— start —

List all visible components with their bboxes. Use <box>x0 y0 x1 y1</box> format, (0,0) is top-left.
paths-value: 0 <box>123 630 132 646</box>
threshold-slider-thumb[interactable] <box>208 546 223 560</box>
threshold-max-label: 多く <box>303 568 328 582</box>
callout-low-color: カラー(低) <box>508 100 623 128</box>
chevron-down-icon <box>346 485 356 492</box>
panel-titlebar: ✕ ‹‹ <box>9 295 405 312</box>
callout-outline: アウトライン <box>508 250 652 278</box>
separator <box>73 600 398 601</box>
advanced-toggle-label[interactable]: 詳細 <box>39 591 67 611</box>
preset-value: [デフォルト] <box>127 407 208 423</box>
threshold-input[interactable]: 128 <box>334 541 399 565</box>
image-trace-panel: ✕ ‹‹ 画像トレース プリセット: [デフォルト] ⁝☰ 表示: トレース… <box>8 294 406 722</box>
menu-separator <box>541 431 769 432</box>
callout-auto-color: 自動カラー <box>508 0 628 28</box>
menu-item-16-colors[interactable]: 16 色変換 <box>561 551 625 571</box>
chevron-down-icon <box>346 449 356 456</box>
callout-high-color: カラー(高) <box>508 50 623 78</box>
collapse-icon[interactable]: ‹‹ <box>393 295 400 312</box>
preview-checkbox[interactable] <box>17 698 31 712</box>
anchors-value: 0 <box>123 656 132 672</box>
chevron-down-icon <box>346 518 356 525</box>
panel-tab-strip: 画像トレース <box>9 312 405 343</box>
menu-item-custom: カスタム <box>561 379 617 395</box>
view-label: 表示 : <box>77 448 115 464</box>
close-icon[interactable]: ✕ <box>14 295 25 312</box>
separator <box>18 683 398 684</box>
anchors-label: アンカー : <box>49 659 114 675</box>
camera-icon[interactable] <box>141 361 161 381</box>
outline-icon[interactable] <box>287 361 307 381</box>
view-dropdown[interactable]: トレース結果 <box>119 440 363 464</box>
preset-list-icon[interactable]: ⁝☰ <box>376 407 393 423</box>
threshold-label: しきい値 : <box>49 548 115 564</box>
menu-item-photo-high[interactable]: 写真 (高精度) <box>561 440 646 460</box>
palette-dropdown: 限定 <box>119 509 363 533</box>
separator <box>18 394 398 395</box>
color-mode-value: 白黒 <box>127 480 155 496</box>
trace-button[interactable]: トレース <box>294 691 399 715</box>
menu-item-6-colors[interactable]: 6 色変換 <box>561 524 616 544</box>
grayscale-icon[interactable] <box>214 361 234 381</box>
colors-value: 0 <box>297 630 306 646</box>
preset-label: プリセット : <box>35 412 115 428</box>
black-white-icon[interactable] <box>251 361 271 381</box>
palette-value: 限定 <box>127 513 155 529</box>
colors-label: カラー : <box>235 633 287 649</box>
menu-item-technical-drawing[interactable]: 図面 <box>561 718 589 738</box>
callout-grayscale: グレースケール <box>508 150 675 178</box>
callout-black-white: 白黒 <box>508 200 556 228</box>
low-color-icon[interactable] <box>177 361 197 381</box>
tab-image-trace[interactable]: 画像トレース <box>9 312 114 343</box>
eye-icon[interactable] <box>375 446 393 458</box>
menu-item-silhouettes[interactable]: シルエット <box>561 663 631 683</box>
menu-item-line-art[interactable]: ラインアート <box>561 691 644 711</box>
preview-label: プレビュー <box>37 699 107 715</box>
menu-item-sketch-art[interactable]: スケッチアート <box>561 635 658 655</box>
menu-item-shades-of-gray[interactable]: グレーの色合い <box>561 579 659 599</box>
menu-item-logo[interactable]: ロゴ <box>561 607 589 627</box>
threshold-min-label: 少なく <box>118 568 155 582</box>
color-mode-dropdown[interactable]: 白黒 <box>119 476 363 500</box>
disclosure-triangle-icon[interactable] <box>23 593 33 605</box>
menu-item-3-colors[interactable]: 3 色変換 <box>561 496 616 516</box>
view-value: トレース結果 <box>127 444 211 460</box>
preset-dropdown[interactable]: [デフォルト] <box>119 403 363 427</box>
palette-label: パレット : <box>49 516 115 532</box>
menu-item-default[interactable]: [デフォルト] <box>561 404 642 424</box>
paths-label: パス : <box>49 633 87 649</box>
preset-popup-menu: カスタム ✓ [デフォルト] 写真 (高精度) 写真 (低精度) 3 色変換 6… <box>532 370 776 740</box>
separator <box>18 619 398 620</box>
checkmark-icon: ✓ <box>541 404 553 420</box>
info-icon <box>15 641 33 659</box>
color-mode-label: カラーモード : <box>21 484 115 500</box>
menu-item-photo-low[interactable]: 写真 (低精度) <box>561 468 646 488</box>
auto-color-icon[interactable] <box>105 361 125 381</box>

— end —

▶ [Task directions]: Could you retype the stretch of the listing above from its first line through the line containing "threshold-max-label: 多く <box>303", without changing a character?

▶ [Output of the task]:
List all visible components with their bboxes. Use <box>x0 y0 x1 y1</box> format, (0,0) is top-left.
paths-value: 0 <box>123 630 132 646</box>
threshold-slider-thumb[interactable] <box>208 546 223 560</box>
threshold-max-label: 多く <box>303 568 328 582</box>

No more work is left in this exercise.